Extracted data
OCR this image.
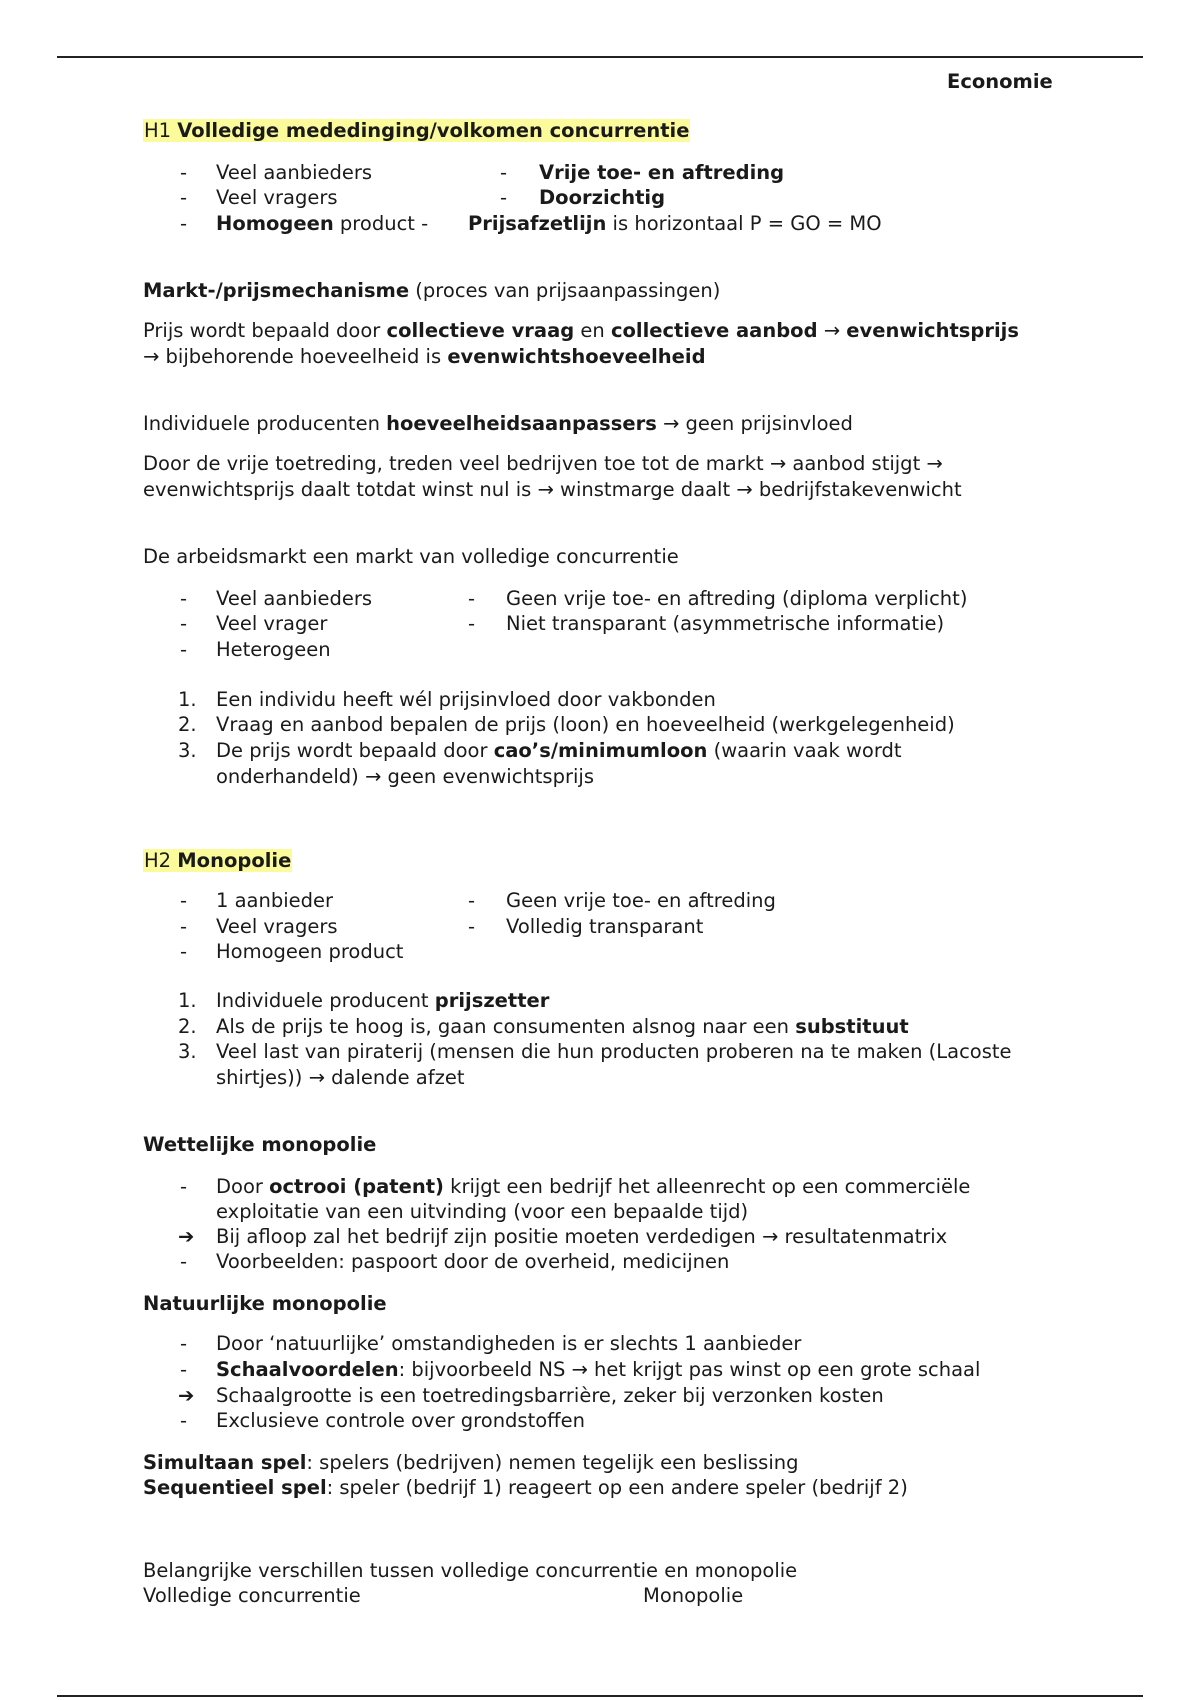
Economie
H1 Volledige mededinging/volkomen concurrentie
- Veel aanbieders	- Vrije toe- en aftreding
- Veel vragers	- Doorzichtig
- Homogeen product - Prijsafzetlijn is horizontaal P = GO = MO
Markt-/prijsmechanisme (proces van prijsaanpassingen)
Prijs wordt bepaald door collectieve vraag en collectieve aanbod → evenwichtsprijs
→ bijbehorende hoeveelheid is evenwichtshoeveelheid
Individuele producenten hoeveelheidsaanpassers → geen prijsinvloed
Door de vrije toetreding, treden veel bedrijven toe tot de markt → aanbod stijgt →
evenwichtsprijs daalt totdat winst nul is → winstmarge daalt → bedrijfstakevenwicht
De arbeidsmarkt een markt van volledige concurrentie
- Veel aanbieders	- Geen vrije toe- en aftreding (diploma verplicht)
- Veel vrager	- Niet transparant (asymmetrische informatie)
- Heterogeen
1. Een individu heeft wél prijsinvloed door vakbonden
2. Vraag en aanbod bepalen de prijs (loon) en hoeveelheid (werkgelegenheid)
3. De prijs wordt bepaald door cao’s/minimumloon (waarin vaak wordt
onderhandeld) → geen evenwichtsprijs
H2 Monopolie
- 1 aanbieder	- Geen vrije toe- en aftreding
- Veel vragers	- Volledig transparant
- Homogeen product
1. Individuele producent prijszetter
2. Als de prijs te hoog is, gaan consumenten alsnog naar een substituut
3. Veel last van piraterij (mensen die hun producten proberen na te maken (Lacoste
shirtjes)) → dalende afzet
Wettelijke monopolie
- Door octrooi (patent) krijgt een bedrijf het alleenrecht op een commerciële
exploitatie van een uitvinding (voor een bepaalde tijd)
➔ Bij afloop zal het bedrijf zijn positie moeten verdedigen → resultatenmatrix
- Voorbeelden: paspoort door de overheid, medicijnen
Natuurlijke monopolie
- Door ‘natuurlijke’ omstandigheden is er slechts 1 aanbieder
- Schaalvoordelen: bijvoorbeeld NS → het krijgt pas winst op een grote schaal
➔ Schaalgrootte is een toetredingsbarrière, zeker bij verzonken kosten
- Exclusieve controle over grondstoffen
Simultaan spel: spelers (bedrijven) nemen tegelijk een beslissing
Sequentieel spel: speler (bedrijf 1) reageert op een andere speler (bedrijf 2)
Belangrijke verschillen tussen volledige concurrentie en monopolie
Volledige concurrentie	Monopolie
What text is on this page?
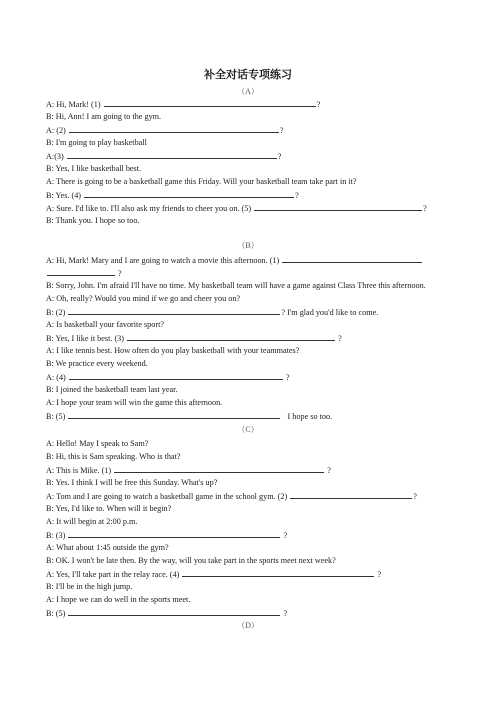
补全对话专项练习
（A）
A: Hi, Mark! (1)	?
B: Hi, Ann! I am going to the gym.
A: (2)	?
B: I'm going to play basketball
A:(3)	?
B: Yes, I like basketball best.
A: There is going to be a basketball game this Friday. Will your basketball team take part in it?
B: Yes. (4)	?
A: Sure. I'd like to. I'll also ask my friends to cheer you on. (5)	?
B: Thank you. I hope so too.
（B）
A: Hi, Mark! Mary and I are going to watch a movie this afternoon. (1)
?
B: Sorry, John. I'm afraid I'll have no time. My basketball team will have a game against Class Three this afternoon.
A: Oh, really? Would you mind if we go and cheer you on?
B: (2)	? I'm glad you'd like to come.
A: Is basketball your favorite sport?
B: Yes, I like it best. (3)	?
A: I like tennis best. How often do you play basketball with your teammates?
B: We practice every weekend.
A: (4)	?
B: I joined the basketball team last year.
A: I hope your team will win the game this afternoon.
B: (5)	I hope so too.
（C）
A: Hello! May I speak to Sam?
B: Hi, this is Sam speaking. Who is that?
A: This is Mike. (1)	?
B: Yes. I think I will be free this Sunday. What's up?
A: Tom and I are going to watch a basketball game in the school gym. (2)	?
B: Yes, I'd like to. When will it begin?
A: It will begin at 2:00 p.m.
B: (3)	?
A: What about 1:45 outside the gym?
B: OK. I won't be late then. By the way, will you take part in the sports meet next week?
A: Yes, I'll take part in the relay race. (4)	?
B: I'll be in the high jump.
A: I hope we can do well in the sports meet.
B: (5)	?
（D）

Aim
Show the lines that mention the word "watch".

Answer
A: Hi, Mark! Mary and I are going to watch a movie this afternoon. (1)
A: Tom and I are going to watch a basketball game in the school gym. (2)	?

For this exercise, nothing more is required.